Exercise |
Lay out the records below as a two-column CSV with the headers record_text and record_answer, one row per record. Put each record's text and its answer each in one quoted field, with line breaks replaced by spaces.
━━━━━━━━━━━━━━━━━━━━━━━━━━━━━━
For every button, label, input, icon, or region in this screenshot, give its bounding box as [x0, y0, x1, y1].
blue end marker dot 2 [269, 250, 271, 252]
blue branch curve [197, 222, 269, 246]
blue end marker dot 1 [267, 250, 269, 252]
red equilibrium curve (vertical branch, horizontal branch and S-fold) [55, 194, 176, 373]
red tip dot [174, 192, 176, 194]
━━━━━━━━━━━━━━━━━━━━━━━━━━━━━━
Task output |
record_text,record_answer
"For every button, label, input, icon, or region in this screenshot, give its bounding box as [x0, y0, x1, y1].","blue end marker dot 2 [269, 250, 271, 252] blue branch curve [197, 222, 269, 246] blue end marker dot 1 [267, 250, 269, 252] red equilibrium curve (vertical branch, horizontal branch and S-fold) [55, 194, 176, 373] red tip dot [174, 192, 176, 194]"